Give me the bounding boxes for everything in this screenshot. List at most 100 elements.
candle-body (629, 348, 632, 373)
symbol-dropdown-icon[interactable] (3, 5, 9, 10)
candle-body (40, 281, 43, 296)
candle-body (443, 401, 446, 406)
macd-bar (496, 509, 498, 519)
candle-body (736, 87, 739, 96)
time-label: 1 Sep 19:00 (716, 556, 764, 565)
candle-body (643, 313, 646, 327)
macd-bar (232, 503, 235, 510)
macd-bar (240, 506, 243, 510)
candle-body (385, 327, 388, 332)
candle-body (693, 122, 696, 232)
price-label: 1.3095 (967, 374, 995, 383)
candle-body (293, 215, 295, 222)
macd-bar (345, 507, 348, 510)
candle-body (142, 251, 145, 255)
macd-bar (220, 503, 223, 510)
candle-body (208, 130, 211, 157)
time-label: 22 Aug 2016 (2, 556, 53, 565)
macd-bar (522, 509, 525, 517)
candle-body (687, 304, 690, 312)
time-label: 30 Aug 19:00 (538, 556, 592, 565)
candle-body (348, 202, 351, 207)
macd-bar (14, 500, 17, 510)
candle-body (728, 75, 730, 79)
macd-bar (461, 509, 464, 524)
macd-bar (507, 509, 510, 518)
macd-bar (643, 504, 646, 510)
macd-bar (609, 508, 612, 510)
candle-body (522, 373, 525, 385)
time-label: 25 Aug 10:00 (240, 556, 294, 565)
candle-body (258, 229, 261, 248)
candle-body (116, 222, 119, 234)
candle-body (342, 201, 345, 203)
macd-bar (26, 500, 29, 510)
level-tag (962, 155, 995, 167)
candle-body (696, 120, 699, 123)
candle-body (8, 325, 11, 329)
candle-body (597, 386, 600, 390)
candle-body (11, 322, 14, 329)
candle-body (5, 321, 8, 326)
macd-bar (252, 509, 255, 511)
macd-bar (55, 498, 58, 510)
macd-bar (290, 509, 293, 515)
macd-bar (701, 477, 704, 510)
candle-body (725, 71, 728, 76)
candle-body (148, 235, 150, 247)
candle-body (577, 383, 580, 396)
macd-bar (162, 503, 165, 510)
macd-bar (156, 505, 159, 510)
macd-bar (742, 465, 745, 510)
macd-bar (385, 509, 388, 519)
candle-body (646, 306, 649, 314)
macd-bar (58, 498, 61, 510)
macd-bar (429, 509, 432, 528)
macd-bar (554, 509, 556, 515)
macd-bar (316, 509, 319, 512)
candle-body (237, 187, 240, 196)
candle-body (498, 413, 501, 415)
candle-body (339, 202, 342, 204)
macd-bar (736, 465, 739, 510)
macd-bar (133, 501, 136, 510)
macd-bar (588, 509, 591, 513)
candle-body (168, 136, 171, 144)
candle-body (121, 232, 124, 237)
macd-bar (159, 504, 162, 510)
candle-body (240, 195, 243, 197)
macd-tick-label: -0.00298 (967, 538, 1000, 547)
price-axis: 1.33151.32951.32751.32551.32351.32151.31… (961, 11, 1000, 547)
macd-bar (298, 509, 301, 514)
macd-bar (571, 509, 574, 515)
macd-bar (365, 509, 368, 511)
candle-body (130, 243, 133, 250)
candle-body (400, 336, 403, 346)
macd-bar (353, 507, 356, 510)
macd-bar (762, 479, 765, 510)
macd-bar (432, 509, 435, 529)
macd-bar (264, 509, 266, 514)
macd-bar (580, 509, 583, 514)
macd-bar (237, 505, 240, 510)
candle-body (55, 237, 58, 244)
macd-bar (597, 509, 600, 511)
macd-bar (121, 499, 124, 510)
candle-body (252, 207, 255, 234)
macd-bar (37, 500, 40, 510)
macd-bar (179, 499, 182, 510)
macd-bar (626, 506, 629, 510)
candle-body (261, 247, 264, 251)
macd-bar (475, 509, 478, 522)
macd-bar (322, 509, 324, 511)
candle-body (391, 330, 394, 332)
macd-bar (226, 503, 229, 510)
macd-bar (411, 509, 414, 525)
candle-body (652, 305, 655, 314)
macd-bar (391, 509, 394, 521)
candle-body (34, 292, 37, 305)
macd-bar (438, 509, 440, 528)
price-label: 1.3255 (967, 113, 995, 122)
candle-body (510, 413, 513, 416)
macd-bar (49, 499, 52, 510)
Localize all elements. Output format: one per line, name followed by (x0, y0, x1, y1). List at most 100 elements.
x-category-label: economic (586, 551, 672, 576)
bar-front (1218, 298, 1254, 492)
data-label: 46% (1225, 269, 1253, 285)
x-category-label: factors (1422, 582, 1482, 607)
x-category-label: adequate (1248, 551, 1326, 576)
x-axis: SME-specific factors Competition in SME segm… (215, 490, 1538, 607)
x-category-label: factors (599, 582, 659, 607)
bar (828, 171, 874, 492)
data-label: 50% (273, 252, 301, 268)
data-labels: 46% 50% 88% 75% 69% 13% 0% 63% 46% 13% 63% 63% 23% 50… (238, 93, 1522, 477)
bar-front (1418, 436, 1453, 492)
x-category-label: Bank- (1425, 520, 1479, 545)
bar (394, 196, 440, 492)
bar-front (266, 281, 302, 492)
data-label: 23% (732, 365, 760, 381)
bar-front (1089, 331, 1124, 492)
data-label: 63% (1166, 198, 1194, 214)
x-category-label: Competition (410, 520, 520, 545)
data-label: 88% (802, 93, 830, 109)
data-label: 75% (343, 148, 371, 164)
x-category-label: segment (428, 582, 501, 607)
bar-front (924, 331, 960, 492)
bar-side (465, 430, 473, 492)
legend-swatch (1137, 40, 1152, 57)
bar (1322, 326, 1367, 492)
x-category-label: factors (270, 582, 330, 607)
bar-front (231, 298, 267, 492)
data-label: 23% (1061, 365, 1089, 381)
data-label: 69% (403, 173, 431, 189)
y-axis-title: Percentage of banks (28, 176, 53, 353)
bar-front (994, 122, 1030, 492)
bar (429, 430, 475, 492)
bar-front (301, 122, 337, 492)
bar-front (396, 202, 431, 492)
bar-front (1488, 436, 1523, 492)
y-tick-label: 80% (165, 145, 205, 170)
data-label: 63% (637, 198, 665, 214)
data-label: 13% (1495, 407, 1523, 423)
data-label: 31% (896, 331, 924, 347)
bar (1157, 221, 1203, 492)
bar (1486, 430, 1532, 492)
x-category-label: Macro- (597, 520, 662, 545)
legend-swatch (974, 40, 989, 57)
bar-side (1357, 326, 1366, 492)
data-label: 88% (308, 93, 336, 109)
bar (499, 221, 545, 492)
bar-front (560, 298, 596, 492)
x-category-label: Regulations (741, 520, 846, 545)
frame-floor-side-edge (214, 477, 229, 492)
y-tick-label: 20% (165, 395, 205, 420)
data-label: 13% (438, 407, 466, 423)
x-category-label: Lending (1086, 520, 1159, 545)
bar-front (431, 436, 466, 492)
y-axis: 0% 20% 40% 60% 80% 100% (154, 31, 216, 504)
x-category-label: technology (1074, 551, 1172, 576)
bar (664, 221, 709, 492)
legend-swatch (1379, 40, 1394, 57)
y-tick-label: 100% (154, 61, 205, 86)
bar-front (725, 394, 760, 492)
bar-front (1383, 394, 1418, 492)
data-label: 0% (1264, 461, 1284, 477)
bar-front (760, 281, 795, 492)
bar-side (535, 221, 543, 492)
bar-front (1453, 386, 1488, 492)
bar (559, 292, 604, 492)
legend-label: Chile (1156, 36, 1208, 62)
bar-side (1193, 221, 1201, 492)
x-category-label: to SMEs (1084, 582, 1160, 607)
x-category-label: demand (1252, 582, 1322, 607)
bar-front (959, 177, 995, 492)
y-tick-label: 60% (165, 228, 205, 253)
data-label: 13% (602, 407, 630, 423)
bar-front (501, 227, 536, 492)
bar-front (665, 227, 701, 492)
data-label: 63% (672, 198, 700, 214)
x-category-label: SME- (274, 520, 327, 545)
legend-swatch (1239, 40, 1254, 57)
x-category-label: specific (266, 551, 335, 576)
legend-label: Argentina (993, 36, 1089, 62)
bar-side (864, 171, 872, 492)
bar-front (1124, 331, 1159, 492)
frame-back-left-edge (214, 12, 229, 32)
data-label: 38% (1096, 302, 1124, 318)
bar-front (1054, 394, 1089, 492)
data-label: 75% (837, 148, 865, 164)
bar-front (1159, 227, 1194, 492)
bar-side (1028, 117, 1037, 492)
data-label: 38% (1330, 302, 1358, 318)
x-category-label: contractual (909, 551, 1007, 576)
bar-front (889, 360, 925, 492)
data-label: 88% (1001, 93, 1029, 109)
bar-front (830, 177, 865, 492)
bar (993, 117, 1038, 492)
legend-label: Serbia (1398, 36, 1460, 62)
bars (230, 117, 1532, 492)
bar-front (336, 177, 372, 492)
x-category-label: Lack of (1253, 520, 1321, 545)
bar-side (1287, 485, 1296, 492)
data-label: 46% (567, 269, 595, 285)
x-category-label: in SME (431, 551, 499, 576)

> _TASK OBJECTIVE_:
Rewrite the rows from the first one through the row containing "candle-body (293, 215, 295, 222)", both included, replacing "macd-bar" with "histogram-bar" and changing nothing else.

> _SOLUTION TO THIS PROBLEM_:
Give me the bounding boxes for everything in this screenshot. List at most 100 elements.
candle-body (629, 348, 632, 373)
symbol-dropdown-icon[interactable] (3, 5, 9, 10)
candle-body (40, 281, 43, 296)
candle-body (443, 401, 446, 406)
histogram-bar (496, 509, 498, 519)
candle-body (736, 87, 739, 96)
time-label: 1 Sep 19:00 (716, 556, 764, 565)
candle-body (643, 313, 646, 327)
histogram-bar (232, 503, 235, 510)
histogram-bar (240, 506, 243, 510)
candle-body (385, 327, 388, 332)
candle-body (693, 122, 696, 232)
price-label: 1.3095 (967, 374, 995, 383)
candle-body (293, 215, 295, 222)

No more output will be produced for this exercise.